• **Work to be completed**: The answer is a single number: how many lines hold the string "Victoria".

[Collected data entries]
■ ■ ■ ■ ■
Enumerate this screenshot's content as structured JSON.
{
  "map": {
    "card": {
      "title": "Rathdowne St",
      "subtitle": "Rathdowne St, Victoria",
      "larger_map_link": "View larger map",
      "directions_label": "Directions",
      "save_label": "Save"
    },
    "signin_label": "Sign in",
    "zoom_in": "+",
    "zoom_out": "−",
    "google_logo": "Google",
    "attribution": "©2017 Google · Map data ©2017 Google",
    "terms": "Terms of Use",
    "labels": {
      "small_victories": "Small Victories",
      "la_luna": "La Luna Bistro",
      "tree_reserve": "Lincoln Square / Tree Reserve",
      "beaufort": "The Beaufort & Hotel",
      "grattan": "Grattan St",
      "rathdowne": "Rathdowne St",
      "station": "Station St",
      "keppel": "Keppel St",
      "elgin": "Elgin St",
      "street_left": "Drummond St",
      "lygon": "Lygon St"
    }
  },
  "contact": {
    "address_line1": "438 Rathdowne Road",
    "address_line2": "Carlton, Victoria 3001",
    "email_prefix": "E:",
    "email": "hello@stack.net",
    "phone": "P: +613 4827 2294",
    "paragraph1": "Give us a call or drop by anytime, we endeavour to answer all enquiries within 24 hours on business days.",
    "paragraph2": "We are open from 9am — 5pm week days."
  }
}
■ ■ ■ ■ ■
• **Full solution**: 2